- Records from a collection of figures

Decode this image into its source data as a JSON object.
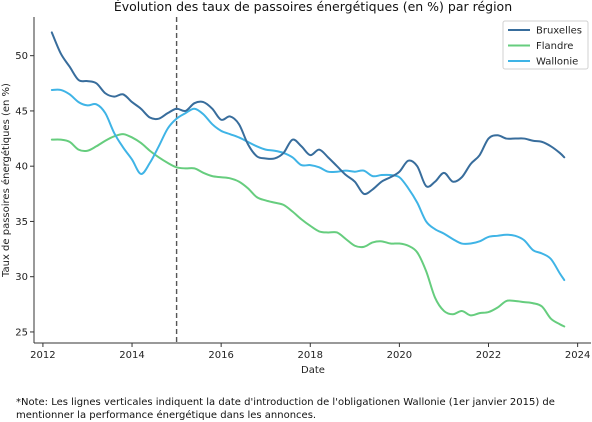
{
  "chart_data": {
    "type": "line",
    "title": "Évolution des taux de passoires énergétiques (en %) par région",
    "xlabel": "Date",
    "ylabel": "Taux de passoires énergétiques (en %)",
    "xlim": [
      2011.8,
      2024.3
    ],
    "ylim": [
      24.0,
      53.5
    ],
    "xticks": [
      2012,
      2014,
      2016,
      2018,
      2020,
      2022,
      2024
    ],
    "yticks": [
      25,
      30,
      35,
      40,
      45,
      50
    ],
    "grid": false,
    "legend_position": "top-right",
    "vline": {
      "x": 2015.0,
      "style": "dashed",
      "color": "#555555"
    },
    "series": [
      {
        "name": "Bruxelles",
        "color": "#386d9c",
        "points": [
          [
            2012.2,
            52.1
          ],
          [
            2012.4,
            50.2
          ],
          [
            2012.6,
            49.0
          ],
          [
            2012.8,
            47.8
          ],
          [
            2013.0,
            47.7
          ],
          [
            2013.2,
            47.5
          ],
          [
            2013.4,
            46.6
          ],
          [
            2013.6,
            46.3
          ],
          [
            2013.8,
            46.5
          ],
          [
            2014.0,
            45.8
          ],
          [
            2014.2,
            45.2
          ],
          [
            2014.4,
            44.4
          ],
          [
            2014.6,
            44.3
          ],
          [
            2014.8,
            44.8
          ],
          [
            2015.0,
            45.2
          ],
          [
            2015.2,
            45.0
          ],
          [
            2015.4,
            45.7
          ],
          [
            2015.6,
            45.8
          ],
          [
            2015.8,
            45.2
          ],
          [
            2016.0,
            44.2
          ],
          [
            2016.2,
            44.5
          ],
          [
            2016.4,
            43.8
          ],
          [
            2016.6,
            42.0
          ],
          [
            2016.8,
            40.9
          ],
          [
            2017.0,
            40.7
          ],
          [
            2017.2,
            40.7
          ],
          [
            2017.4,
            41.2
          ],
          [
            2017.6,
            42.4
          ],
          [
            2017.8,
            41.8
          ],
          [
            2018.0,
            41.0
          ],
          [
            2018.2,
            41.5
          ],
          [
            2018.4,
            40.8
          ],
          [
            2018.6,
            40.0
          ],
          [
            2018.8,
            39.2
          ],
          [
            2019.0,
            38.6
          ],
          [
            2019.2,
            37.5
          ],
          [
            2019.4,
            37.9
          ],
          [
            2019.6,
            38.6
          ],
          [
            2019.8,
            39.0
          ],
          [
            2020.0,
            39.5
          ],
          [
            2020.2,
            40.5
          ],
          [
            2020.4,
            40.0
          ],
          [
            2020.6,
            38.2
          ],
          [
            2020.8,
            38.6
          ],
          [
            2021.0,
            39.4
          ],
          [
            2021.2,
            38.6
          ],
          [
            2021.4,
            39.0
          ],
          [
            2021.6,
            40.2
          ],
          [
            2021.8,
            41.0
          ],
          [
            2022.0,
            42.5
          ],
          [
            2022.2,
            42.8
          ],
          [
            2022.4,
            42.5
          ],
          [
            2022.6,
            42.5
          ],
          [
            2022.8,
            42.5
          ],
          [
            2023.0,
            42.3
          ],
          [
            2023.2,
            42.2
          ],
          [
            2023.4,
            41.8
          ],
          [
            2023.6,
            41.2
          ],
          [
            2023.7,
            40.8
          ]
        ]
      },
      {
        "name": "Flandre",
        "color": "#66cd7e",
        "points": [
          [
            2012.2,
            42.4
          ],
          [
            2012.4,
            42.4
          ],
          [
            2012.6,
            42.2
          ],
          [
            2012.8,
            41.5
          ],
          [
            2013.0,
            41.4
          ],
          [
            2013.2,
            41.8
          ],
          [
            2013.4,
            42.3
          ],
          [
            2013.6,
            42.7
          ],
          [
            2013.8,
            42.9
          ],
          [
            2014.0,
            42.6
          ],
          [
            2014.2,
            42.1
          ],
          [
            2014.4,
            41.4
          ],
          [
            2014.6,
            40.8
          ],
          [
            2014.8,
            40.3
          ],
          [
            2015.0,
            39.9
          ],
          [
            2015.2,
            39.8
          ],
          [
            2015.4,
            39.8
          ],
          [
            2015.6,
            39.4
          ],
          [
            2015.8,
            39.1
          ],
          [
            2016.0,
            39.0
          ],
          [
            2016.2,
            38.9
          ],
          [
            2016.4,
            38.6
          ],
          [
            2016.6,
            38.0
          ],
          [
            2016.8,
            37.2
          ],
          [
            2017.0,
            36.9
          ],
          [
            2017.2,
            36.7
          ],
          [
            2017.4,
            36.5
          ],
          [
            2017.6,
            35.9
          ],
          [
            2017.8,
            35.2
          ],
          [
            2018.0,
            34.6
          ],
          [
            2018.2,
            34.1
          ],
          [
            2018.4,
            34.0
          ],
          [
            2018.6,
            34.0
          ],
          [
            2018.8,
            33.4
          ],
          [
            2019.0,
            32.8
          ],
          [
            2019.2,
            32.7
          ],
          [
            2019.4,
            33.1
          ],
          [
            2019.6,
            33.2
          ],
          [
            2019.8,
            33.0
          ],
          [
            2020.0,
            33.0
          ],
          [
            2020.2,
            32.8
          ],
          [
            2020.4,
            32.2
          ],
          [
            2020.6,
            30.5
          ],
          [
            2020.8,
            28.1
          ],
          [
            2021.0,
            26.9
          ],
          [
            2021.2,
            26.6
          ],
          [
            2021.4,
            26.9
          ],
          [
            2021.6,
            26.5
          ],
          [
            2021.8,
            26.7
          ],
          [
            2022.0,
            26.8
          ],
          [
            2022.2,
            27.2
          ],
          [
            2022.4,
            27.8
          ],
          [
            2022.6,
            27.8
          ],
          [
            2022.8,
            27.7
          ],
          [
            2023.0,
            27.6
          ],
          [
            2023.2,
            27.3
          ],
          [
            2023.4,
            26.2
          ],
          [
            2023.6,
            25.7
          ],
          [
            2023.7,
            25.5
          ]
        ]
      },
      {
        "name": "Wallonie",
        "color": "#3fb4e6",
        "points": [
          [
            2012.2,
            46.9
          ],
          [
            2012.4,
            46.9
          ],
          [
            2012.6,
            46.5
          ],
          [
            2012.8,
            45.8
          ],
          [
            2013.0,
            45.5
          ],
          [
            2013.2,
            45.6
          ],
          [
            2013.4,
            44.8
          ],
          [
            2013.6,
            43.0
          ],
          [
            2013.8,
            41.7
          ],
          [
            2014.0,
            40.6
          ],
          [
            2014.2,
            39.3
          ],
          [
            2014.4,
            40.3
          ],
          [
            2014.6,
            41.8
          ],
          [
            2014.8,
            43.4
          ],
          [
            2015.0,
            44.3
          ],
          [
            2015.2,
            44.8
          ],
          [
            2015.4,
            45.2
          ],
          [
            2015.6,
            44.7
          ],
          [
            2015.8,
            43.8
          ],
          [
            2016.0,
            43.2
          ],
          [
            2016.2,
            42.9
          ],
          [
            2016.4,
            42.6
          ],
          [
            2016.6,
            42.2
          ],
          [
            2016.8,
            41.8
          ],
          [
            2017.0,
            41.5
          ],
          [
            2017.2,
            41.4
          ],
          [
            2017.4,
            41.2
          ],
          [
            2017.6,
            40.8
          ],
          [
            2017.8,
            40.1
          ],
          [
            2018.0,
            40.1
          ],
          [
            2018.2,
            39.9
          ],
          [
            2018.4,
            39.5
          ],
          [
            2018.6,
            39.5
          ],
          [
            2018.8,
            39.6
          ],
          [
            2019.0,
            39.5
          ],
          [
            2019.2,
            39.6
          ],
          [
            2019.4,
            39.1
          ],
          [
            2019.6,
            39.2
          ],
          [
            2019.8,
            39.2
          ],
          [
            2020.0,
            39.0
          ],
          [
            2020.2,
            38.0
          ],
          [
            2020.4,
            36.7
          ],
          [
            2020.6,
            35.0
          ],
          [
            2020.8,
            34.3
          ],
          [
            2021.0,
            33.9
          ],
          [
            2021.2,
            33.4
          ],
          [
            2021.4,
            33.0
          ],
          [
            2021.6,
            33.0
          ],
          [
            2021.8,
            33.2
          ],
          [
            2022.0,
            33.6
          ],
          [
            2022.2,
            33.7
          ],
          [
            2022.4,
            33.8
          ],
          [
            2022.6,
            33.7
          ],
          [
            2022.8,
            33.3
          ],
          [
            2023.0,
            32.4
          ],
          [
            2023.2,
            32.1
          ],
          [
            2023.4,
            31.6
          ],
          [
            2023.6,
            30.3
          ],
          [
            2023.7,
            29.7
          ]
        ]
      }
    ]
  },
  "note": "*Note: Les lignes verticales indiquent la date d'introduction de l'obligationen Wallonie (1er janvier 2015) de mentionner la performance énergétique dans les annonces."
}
--
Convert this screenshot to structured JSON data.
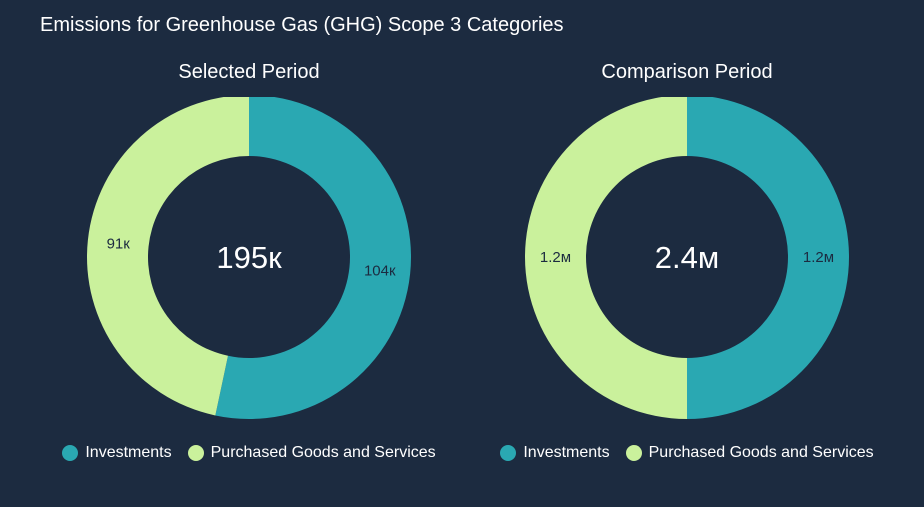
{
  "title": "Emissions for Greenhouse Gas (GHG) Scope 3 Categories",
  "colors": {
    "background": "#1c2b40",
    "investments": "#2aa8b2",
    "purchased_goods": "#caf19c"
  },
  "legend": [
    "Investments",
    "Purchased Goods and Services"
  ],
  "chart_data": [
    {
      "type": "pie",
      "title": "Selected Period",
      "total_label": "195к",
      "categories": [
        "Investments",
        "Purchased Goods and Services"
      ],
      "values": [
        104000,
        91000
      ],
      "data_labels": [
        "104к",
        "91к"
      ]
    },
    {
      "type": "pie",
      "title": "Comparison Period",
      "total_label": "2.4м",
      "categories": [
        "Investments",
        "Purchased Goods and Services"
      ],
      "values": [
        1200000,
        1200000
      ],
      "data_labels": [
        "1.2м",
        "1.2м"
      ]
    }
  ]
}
* * *
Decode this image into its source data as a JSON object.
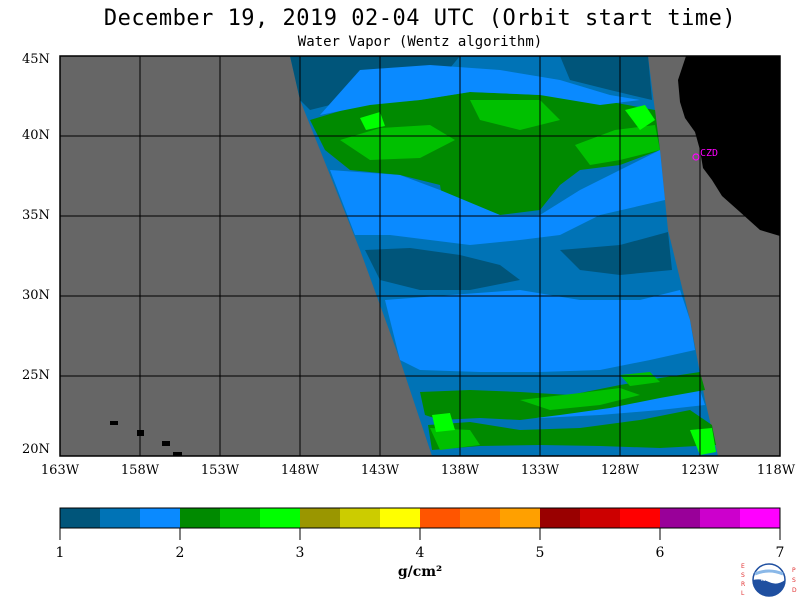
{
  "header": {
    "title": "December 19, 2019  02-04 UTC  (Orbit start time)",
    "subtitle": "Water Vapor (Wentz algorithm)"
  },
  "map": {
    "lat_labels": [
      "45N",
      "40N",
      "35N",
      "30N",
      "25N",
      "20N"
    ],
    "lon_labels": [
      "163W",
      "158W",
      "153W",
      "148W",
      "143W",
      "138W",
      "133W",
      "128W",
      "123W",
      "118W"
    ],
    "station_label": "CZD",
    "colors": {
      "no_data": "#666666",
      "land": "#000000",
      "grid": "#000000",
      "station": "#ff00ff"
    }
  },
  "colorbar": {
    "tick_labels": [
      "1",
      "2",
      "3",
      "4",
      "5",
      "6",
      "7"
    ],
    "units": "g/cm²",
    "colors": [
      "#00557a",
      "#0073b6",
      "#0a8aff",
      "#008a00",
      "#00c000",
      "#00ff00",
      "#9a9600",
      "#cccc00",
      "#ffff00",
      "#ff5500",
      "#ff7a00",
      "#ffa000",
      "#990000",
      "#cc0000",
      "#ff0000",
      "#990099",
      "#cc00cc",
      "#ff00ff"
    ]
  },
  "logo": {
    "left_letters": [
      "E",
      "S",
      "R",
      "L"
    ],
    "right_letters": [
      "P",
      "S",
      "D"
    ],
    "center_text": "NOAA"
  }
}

- REQUIRED WORK
Pull every line containing "Wallonie" out of the records.

- RESULT BELOW
        "name": "Wallonie",
  "note": "*Note: Les lignes verticales indiquent la date d'introduction de l'obligationen Wallonie (1er janvier 2015) de mentionner la performance énergétique dans les annonces."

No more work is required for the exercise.